Exercise instructions: Reproduce every entry exactly, without alteration.

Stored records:
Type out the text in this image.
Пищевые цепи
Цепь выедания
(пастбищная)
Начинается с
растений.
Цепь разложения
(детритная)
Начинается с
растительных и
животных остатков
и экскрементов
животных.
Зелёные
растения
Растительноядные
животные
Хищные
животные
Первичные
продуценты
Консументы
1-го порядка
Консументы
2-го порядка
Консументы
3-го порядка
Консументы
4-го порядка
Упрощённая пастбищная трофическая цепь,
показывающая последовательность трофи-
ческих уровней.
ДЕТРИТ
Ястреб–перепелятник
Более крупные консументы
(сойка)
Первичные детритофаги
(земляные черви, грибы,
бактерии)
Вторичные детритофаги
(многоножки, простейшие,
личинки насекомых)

Solution below:
Type out the text in this image.
Пищевые цепи
Цепь выедания
(пастбищная)
Начинается с
растений.
Цепь разложения
(детритная)
Начинается с
растительных и
животных остатков
и экскрементов
животных.
Зелёные
растения
Растительноядные
животные
Хищные
животные
Первичные
продуценты
Консументы
1-го порядка
Консументы
2-го порядка
Консументы
3-го порядка
Консументы
4-го порядка
Упрощённая пастбищная трофическая цепь,
показывающая последовательность трофи-
ческих уровней.
ДЕТРИТ
Ястреб–перепелятник
Более крупные консументы
(сойка)
Первичные детритофаги
(земляные черви, грибы,
бактерии)
Вторичные детритофаги
(многоножки, простейшие,
личинки насекомых)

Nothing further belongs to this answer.